— start of STORED ROWS —
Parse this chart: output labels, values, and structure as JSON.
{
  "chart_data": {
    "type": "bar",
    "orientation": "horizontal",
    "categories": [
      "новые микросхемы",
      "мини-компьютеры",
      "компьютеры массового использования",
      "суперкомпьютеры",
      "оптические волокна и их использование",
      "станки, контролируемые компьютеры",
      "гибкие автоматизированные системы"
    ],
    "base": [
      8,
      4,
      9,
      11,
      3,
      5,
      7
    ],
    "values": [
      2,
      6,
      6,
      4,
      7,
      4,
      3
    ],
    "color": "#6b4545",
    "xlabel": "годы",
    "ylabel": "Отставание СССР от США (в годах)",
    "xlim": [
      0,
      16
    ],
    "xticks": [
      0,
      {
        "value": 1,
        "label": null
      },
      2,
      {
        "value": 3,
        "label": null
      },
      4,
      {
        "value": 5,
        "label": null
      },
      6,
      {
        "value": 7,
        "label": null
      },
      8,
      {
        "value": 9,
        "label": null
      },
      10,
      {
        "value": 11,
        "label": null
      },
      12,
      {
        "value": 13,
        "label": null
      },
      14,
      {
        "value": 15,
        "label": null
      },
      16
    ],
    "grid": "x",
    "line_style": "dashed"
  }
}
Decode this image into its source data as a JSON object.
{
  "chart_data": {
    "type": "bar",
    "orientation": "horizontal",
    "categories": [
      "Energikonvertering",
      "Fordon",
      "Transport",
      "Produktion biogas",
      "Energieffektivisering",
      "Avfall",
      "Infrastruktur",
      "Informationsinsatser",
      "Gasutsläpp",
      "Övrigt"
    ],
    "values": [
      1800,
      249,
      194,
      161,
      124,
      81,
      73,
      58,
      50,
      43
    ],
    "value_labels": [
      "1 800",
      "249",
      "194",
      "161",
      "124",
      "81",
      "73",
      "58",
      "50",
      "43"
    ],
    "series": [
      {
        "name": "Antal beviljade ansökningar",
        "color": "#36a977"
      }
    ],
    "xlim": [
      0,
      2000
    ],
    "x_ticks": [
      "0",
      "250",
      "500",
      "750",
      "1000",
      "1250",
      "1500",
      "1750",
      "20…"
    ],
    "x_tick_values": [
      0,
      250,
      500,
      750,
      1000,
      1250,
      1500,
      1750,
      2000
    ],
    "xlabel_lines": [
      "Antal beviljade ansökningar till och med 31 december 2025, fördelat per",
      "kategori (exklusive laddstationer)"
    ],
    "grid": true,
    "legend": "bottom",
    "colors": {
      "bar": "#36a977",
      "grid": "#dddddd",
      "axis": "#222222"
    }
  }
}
— end of STORED ROWS —
TASK DIRECTIONS: Your task is to print the whole listing again exactly.

ANSWER TO THE EXERCISE:
Parse this chart: output labels, values, and structure as JSON.
{
  "chart_data": {
    "type": "bar",
    "orientation": "horizontal",
    "categories": [
      "новые микросхемы",
      "мини-компьютеры",
      "компьютеры массового использования",
      "суперкомпьютеры",
      "оптические волокна и их использование",
      "станки, контролируемые компьютеры",
      "гибкие автоматизированные системы"
    ],
    "base": [
      8,
      4,
      9,
      11,
      3,
      5,
      7
    ],
    "values": [
      2,
      6,
      6,
      4,
      7,
      4,
      3
    ],
    "color": "#6b4545",
    "xlabel": "годы",
    "ylabel": "Отставание СССР от США (в годах)",
    "xlim": [
      0,
      16
    ],
    "xticks": [
      0,
      {
        "value": 1,
        "label": null
      },
      2,
      {
        "value": 3,
        "label": null
      },
      4,
      {
        "value": 5,
        "label": null
      },
      6,
      {
        "value": 7,
        "label": null
      },
      8,
      {
        "value": 9,
        "label": null
      },
      10,
      {
        "value": 11,
        "label": null
      },
      12,
      {
        "value": 13,
        "label": null
      },
      14,
      {
        "value": 15,
        "label": null
      },
      16
    ],
    "grid": "x",
    "line_style": "dashed"
  }
}
Decode this image into its source data as a JSON object.
{
  "chart_data": {
    "type": "bar",
    "orientation": "horizontal",
    "categories": [
      "Energikonvertering",
      "Fordon",
      "Transport",
      "Produktion biogas",
      "Energieffektivisering",
      "Avfall",
      "Infrastruktur",
      "Informationsinsatser",
      "Gasutsläpp",
      "Övrigt"
    ],
    "values": [
      1800,
      249,
      194,
      161,
      124,
      81,
      73,
      58,
      50,
      43
    ],
    "value_labels": [
      "1 800",
      "249",
      "194",
      "161",
      "124",
      "81",
      "73",
      "58",
      "50",
      "43"
    ],
    "series": [
      {
        "name": "Antal beviljade ansökningar",
        "color": "#36a977"
      }
    ],
    "xlim": [
      0,
      2000
    ],
    "x_ticks": [
      "0",
      "250",
      "500",
      "750",
      "1000",
      "1250",
      "1500",
      "1750",
      "20…"
    ],
    "x_tick_values": [
      0,
      250,
      500,
      750,
      1000,
      1250,
      1500,
      1750,
      2000
    ],
    "xlabel_lines": [
      "Antal beviljade ansökningar till och med 31 december 2025, fördelat per",
      "kategori (exklusive laddstationer)"
    ],
    "grid": true,
    "legend": "bottom",
    "colors": {
      "bar": "#36a977",
      "grid": "#dddddd",
      "axis": "#222222"
    }
  }
}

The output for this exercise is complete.